Layout annotations:
------------------------------

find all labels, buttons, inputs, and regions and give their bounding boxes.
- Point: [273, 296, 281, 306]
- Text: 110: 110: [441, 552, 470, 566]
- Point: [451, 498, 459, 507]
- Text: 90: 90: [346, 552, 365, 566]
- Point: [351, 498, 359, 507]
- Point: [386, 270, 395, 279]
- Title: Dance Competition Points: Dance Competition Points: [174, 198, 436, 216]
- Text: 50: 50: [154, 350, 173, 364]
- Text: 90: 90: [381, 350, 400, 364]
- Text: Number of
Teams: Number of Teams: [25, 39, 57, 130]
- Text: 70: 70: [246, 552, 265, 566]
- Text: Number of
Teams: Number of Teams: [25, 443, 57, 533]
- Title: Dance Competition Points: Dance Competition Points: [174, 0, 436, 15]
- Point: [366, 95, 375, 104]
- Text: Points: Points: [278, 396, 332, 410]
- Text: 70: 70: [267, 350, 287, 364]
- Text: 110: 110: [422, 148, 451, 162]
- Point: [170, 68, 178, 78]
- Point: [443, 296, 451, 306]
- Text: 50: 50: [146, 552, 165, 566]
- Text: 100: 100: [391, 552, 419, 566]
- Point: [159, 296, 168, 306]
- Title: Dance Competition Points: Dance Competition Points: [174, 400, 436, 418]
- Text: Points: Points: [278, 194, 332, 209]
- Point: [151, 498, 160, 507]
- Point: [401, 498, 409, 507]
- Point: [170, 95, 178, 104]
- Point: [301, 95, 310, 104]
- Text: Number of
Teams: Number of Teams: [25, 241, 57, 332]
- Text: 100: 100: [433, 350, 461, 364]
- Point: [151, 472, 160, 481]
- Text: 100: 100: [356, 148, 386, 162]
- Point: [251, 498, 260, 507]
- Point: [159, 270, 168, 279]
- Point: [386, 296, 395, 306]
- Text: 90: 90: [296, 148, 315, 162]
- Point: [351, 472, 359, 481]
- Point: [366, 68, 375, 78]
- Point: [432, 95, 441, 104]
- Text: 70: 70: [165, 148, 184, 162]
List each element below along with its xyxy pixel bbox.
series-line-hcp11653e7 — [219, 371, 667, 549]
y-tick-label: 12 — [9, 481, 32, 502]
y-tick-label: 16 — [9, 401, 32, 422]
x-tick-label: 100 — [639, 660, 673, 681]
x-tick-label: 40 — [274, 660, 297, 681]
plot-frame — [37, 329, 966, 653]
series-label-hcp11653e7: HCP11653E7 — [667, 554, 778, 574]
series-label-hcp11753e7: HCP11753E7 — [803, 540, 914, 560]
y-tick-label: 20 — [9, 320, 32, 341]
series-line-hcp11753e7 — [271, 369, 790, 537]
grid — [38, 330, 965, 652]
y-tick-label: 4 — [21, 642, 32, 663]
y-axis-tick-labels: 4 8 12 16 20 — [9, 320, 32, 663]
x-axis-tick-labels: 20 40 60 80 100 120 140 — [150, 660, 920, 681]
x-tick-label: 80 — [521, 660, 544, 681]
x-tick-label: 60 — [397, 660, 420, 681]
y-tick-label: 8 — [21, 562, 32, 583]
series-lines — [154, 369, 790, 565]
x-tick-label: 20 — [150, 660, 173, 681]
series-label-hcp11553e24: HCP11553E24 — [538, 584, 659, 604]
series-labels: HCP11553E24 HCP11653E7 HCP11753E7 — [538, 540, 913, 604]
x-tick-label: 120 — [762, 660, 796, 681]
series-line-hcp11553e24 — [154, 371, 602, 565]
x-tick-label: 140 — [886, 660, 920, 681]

------------------------------

- [PROMPT]
Format the lines above as a JSON list of strings, one string per line, and leave out any blank lines.

- [EXERCISE RESULT]
[
  "find all labels, buttons, inputs, and regions and give their bounding boxes.",
  "- Point: [273, 296, 281, 306]",
  "- Text: 110: 110: [441, 552, 470, 566]",
  "- Point: [451, 498, 459, 507]",
  "- Text: 90: 90: [346, 552, 365, 566]",
  "- Point: [351, 498, 359, 507]",
  "- Point: [386, 270, 395, 279]",
  "- Title: Dance Competition Points: Dance Competition Points: [174, 198, 436, 216]",
  "- Text: 50: 50: [154, 350, 173, 364]",
  "- Text: 90: 90: [381, 350, 400, 364]",
  "- Text: Number of",
  "Teams: Number of Teams: [25, 39, 57, 130]",
  "- Text: 70: 70: [246, 552, 265, 566]",
  "- Text: Number of",
  "Teams: Number of Teams: [25, 443, 57, 533]",
  "- Title: Dance Competition Points: Dance Competition Points: [174, 0, 436, 15]",
  "- Point: [366, 95, 375, 104]",
  "- Text: Points: Points: [278, 396, 332, 410]",
  "- Text: 70: 70: [267, 350, 287, 364]",
  "- Text: 110: 110: [422, 148, 451, 162]",
  "- Point: [170, 68, 178, 78]",
  "- Point: [443, 296, 451, 306]",
  "- Text: 50: 50: [146, 552, 165, 566]",
  "- Text: 100: 100: [391, 552, 419, 566]",
  "- Point: [159, 296, 168, 306]",
  "- Title: Dance Competition Points: Dance Competition Points: [174, 400, 436, 418]",
  "- Text: Points: Points: [278, 194, 332, 209]",
  "- Point: [151, 498, 160, 507]",
  "- Point: [401, 498, 409, 507]",
  "- Point: [170, 95, 178, 104]",
  "- Point: [301, 95, 310, 104]",
  "- Text: Number of",
  "Teams: Number of Teams: [25, 241, 57, 332]",
  "- Text: 100: 100: [433, 350, 461, 364]",
  "- Point: [151, 472, 160, 481]",
  "- Text: 100: 100: [356, 148, 386, 162]",
  "- Point: [251, 498, 260, 507]",
  "- Point: [159, 270, 168, 279]",
  "- Point: [386, 296, 395, 306]",
  "- Text: 90: 90: [296, 148, 315, 162]",
  "- Point: [351, 472, 359, 481]",
  "- Point: [366, 68, 375, 78]",
  "- Point: [432, 95, 441, 104]",
  "- Text: 70: 70: [165, 148, 184, 162]",
  "List each element below along with its xyxy pixel bbox.",
  "series-line-hcp11653e7 — [219, 371, 667, 549]",
  "y-tick-label: 12 — [9, 481, 32, 502]",
  "y-tick-label: 16 — [9, 401, 32, 422]",
  "x-tick-label: 100 — [639, 660, 673, 681]",
  "x-tick-label: 40 — [274, 660, 297, 681]",
  "plot-frame — [37, 329, 966, 653]",
  "series-label-hcp11653e7: HCP11653E7 — [667, 554, 778, 574]",
  "series-label-hcp11753e7: HCP11753E7 — [803, 540, 914, 560]",
  "y-tick-label: 20 — [9, 320, 32, 341]",
  "series-line-hcp11753e7 — [271, 369, 790, 537]",
  "grid — [38, 330, 965, 652]",
  "y-tick-label: 4 — [21, 642, 32, 663]",
  "y-axis-tick-labels: 4 8 12 16 20 — [9, 320, 32, 663]",
  "x-axis-tick-labels: 20 40 60 80 100 120 140 — [150, 660, 920, 681]",
  "x-tick-label: 80 — [521, 660, 544, 681]",
  "x-tick-label: 60 — [397, 660, 420, 681]",
  "y-tick-label: 8 — [21, 562, 32, 583]",
  "series-lines — [154, 369, 790, 565]",
  "x-tick-label: 20 — [150, 660, 173, 681]",
  "series-label-hcp11553e24: HCP11553E24 — [538, 584, 659, 604]",
  "series-labels: HCP11553E24 HCP11653E7 HCP11753E7 — [538, 540, 913, 604]",
  "x-tick-label: 120 — [762, 660, 796, 681]",
  "series-line-hcp11553e24 — [154, 371, 602, 565]",
  "x-tick-label: 140 — [886, 660, 920, 681]"
]